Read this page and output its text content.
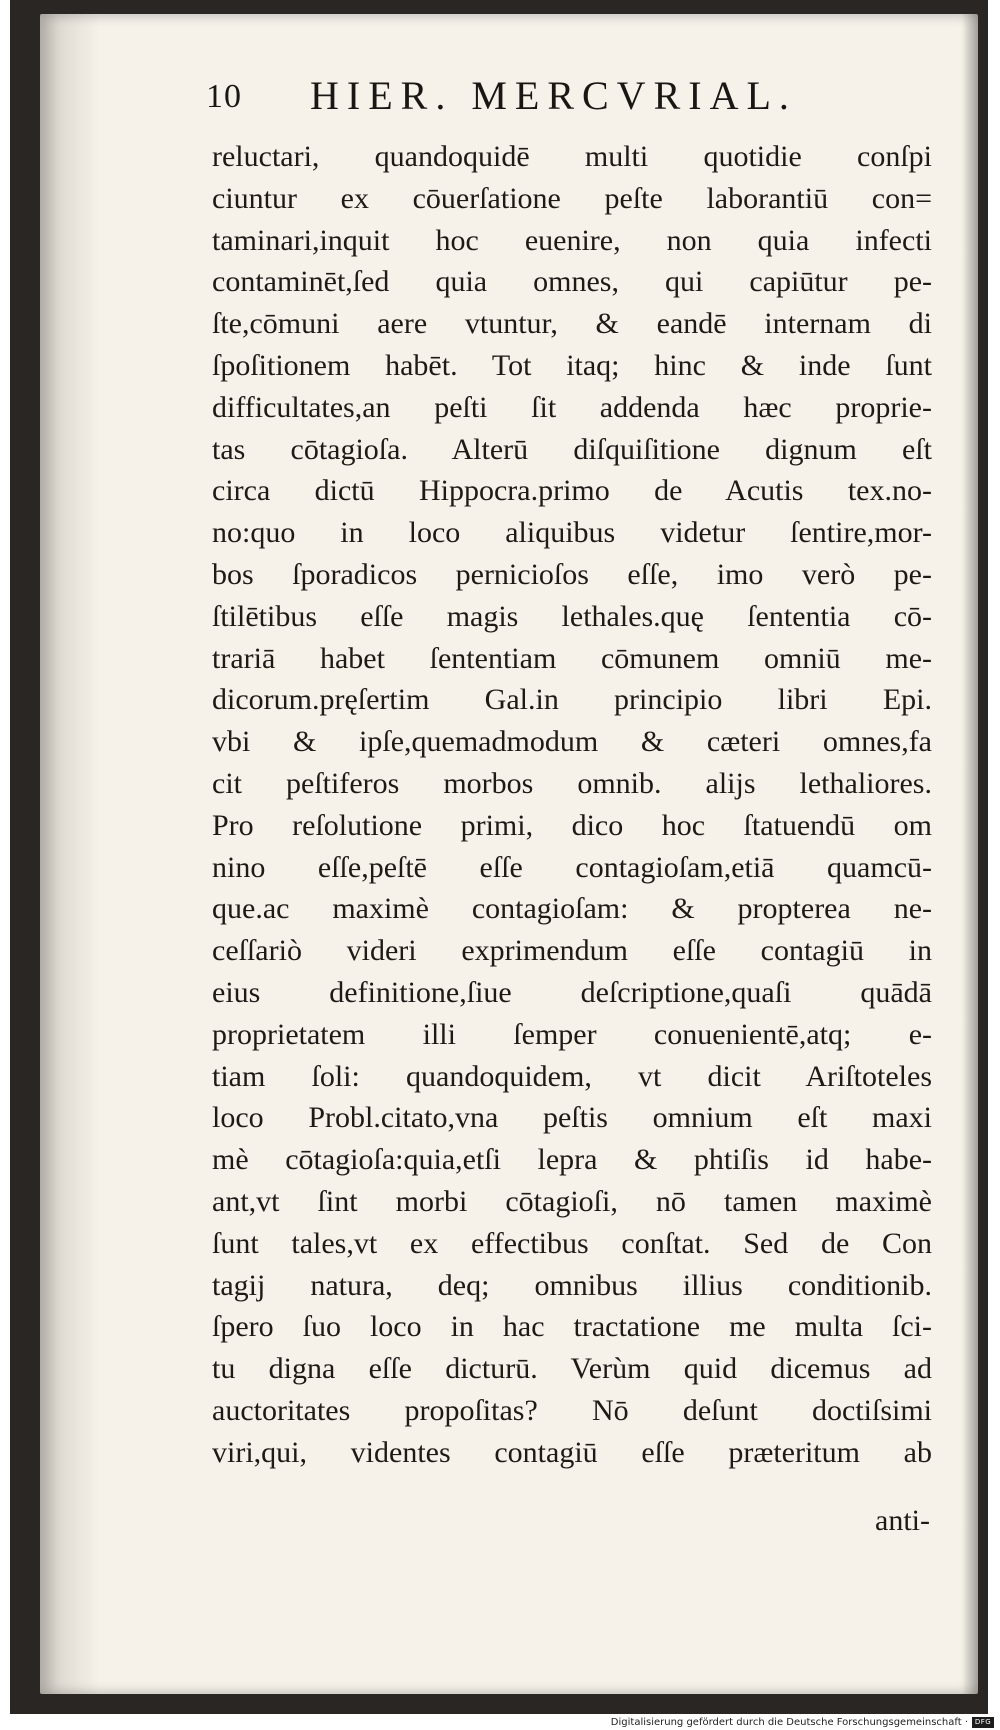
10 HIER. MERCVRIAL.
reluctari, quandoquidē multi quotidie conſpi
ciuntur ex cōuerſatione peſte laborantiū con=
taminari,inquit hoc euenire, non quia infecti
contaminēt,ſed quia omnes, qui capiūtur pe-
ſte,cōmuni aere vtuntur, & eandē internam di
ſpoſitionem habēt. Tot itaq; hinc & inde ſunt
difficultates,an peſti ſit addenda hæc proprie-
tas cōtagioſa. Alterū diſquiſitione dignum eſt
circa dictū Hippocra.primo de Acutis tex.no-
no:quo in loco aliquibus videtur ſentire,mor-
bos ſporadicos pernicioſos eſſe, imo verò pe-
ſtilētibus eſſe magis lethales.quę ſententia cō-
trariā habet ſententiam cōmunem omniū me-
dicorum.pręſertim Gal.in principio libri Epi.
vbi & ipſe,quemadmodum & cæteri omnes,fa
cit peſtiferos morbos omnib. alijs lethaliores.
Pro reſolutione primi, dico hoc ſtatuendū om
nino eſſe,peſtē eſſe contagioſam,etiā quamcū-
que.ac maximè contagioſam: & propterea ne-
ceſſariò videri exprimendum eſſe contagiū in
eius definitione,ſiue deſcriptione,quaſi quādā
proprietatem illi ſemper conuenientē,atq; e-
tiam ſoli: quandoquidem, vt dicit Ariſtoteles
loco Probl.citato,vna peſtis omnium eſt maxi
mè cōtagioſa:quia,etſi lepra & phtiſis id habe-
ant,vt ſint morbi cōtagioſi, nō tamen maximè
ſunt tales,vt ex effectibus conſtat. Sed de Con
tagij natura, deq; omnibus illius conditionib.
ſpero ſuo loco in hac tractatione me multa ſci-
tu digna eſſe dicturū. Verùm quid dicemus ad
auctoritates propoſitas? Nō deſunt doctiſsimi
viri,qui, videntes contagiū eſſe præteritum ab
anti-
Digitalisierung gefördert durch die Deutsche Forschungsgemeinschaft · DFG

• • • • • • •

**Stated task**: Among the entries above, identify all lines with "maximè" and copy them.

**Worked solution**:
que.ac maximè contagioſam: & propterea ne-
ant,vt ſint morbi cōtagioſi, nō tamen maximè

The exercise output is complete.